__Task to complete__
Output every line exactly as written. Leave out pictures.

Lines of data
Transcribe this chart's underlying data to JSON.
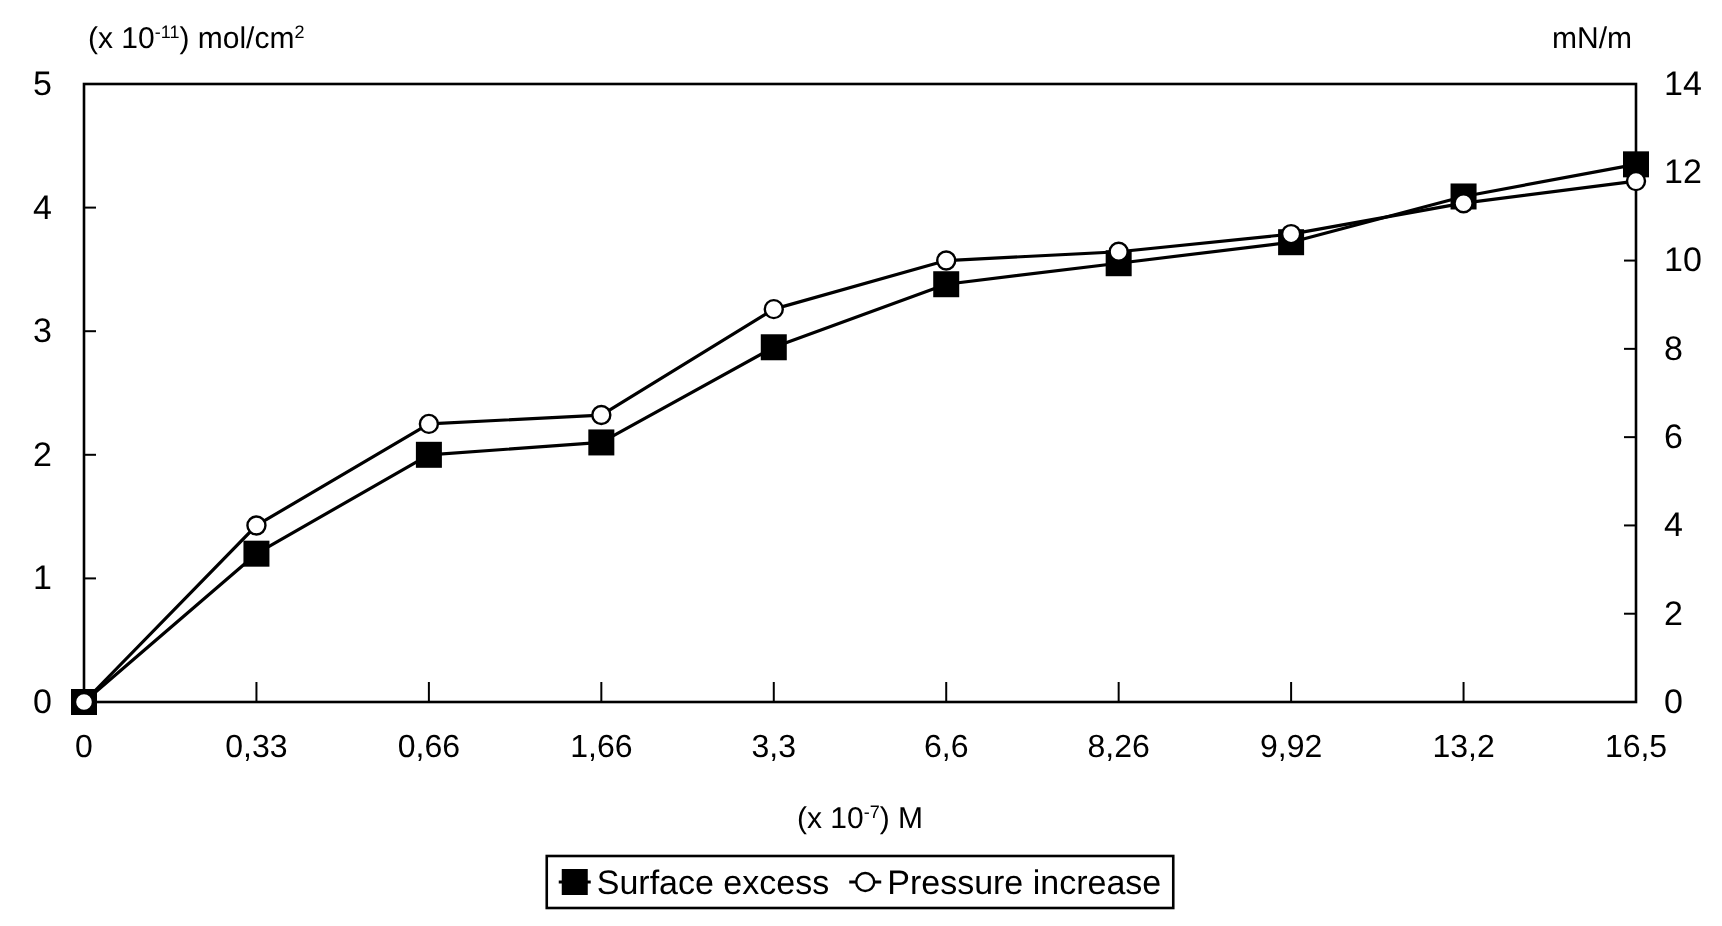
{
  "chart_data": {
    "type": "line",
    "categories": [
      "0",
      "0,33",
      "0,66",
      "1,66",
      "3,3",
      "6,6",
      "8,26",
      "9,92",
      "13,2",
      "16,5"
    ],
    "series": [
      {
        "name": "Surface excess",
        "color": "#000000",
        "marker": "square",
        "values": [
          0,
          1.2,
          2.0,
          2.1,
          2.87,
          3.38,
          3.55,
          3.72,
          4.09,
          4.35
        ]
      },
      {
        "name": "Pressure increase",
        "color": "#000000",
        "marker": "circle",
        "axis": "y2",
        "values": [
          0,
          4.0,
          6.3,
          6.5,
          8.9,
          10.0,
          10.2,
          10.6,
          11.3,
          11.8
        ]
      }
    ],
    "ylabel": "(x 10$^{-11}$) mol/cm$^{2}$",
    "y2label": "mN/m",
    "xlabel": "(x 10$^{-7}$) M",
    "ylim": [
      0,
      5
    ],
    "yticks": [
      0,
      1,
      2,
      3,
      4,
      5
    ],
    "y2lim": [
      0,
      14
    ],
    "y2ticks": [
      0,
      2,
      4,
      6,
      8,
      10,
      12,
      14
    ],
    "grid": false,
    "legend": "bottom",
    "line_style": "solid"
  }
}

__The output__
Transcribe this chart's underlying data to JSON.
{
  "chart_data": {
    "type": "line",
    "categories": [
      "0",
      "0,33",
      "0,66",
      "1,66",
      "3,3",
      "6,6",
      "8,26",
      "9,92",
      "13,2",
      "16,5"
    ],
    "series": [
      {
        "name": "Surface excess",
        "color": "#000000",
        "marker": "square",
        "values": [
          0,
          1.2,
          2.0,
          2.1,
          2.87,
          3.38,
          3.55,
          3.72,
          4.09,
          4.35
        ]
      },
      {
        "name": "Pressure increase",
        "color": "#000000",
        "marker": "circle",
        "axis": "y2",
        "values": [
          0,
          4.0,
          6.3,
          6.5,
          8.9,
          10.0,
          10.2,
          10.6,
          11.3,
          11.8
        ]
      }
    ],
    "ylabel": "(x 10$^{-11}$) mol/cm$^{2}$",
    "y2label": "mN/m",
    "xlabel": "(x 10$^{-7}$) M",
    "ylim": [
      0,
      5
    ],
    "yticks": [
      0,
      1,
      2,
      3,
      4,
      5
    ],
    "y2lim": [
      0,
      14
    ],
    "y2ticks": [
      0,
      2,
      4,
      6,
      8,
      10,
      12,
      14
    ],
    "grid": false,
    "legend": "bottom",
    "line_style": "solid"
  }
}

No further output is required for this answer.